**Written request**. Repeat the full listing, word for word.

───── Raw data ─────

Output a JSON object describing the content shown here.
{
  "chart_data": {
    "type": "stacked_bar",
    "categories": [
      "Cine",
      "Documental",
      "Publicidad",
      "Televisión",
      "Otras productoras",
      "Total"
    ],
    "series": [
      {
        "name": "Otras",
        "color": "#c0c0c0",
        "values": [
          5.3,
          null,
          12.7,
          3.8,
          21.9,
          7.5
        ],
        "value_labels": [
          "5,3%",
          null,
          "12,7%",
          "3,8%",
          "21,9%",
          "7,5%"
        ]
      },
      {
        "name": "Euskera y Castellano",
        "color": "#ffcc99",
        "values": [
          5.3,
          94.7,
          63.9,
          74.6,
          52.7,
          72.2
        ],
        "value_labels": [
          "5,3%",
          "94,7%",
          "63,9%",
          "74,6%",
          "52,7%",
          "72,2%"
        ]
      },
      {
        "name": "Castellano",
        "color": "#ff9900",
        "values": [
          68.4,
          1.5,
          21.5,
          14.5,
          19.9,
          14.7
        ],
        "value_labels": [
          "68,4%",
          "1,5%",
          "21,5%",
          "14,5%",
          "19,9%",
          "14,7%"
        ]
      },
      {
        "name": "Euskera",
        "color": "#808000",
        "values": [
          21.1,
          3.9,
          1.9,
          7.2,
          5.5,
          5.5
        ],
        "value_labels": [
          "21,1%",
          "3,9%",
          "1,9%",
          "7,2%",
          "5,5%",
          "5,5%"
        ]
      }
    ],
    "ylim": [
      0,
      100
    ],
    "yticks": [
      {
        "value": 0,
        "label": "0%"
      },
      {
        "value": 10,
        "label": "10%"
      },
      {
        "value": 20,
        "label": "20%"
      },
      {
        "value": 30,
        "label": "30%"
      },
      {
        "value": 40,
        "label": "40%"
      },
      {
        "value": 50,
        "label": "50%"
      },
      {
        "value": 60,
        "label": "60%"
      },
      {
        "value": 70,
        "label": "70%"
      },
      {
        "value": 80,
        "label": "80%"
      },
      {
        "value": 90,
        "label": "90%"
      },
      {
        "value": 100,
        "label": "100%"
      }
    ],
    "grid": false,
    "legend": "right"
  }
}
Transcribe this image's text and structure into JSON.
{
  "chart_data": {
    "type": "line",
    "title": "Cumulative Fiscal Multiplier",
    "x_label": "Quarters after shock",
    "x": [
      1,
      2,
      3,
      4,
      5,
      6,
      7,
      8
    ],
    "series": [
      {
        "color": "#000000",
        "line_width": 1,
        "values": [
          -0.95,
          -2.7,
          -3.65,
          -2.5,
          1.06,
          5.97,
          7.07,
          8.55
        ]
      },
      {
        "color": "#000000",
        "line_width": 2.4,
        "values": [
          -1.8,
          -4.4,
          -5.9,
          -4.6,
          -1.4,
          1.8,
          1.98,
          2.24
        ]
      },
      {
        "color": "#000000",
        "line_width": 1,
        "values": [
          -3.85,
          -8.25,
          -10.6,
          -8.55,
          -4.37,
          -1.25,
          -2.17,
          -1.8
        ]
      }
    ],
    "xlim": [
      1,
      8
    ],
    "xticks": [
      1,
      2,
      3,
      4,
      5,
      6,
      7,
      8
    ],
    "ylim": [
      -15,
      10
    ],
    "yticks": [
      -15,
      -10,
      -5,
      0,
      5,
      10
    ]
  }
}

─────

**Response**.
Output a JSON object describing the content shown here.
{
  "chart_data": {
    "type": "stacked_bar",
    "categories": [
      "Cine",
      "Documental",
      "Publicidad",
      "Televisión",
      "Otras productoras",
      "Total"
    ],
    "series": [
      {
        "name": "Otras",
        "color": "#c0c0c0",
        "values": [
          5.3,
          null,
          12.7,
          3.8,
          21.9,
          7.5
        ],
        "value_labels": [
          "5,3%",
          null,
          "12,7%",
          "3,8%",
          "21,9%",
          "7,5%"
        ]
      },
      {
        "name": "Euskera y Castellano",
        "color": "#ffcc99",
        "values": [
          5.3,
          94.7,
          63.9,
          74.6,
          52.7,
          72.2
        ],
        "value_labels": [
          "5,3%",
          "94,7%",
          "63,9%",
          "74,6%",
          "52,7%",
          "72,2%"
        ]
      },
      {
        "name": "Castellano",
        "color": "#ff9900",
        "values": [
          68.4,
          1.5,
          21.5,
          14.5,
          19.9,
          14.7
        ],
        "value_labels": [
          "68,4%",
          "1,5%",
          "21,5%",
          "14,5%",
          "19,9%",
          "14,7%"
        ]
      },
      {
        "name": "Euskera",
        "color": "#808000",
        "values": [
          21.1,
          3.9,
          1.9,
          7.2,
          5.5,
          5.5
        ],
        "value_labels": [
          "21,1%",
          "3,9%",
          "1,9%",
          "7,2%",
          "5,5%",
          "5,5%"
        ]
      }
    ],
    "ylim": [
      0,
      100
    ],
    "yticks": [
      {
        "value": 0,
        "label": "0%"
      },
      {
        "value": 10,
        "label": "10%"
      },
      {
        "value": 20,
        "label": "20%"
      },
      {
        "value": 30,
        "label": "30%"
      },
      {
        "value": 40,
        "label": "40%"
      },
      {
        "value": 50,
        "label": "50%"
      },
      {
        "value": 60,
        "label": "60%"
      },
      {
        "value": 70,
        "label": "70%"
      },
      {
        "value": 80,
        "label": "80%"
      },
      {
        "value": 90,
        "label": "90%"
      },
      {
        "value": 100,
        "label": "100%"
      }
    ],
    "grid": false,
    "legend": "right"
  }
}
Transcribe this image's text and structure into JSON.
{
  "chart_data": {
    "type": "line",
    "title": "Cumulative Fiscal Multiplier",
    "x_label": "Quarters after shock",
    "x": [
      1,
      2,
      3,
      4,
      5,
      6,
      7,
      8
    ],
    "series": [
      {
        "color": "#000000",
        "line_width": 1,
        "values": [
          -0.95,
          -2.7,
          -3.65,
          -2.5,
          1.06,
          5.97,
          7.07,
          8.55
        ]
      },
      {
        "color": "#000000",
        "line_width": 2.4,
        "values": [
          -1.8,
          -4.4,
          -5.9,
          -4.6,
          -1.4,
          1.8,
          1.98,
          2.24
        ]
      },
      {
        "color": "#000000",
        "line_width": 1,
        "values": [
          -3.85,
          -8.25,
          -10.6,
          -8.55,
          -4.37,
          -1.25,
          -2.17,
          -1.8
        ]
      }
    ],
    "xlim": [
      1,
      8
    ],
    "xticks": [
      1,
      2,
      3,
      4,
      5,
      6,
      7,
      8
    ],
    "ylim": [
      -15,
      10
    ],
    "yticks": [
      -15,
      -10,
      -5,
      0,
      5,
      10
    ]
  }
}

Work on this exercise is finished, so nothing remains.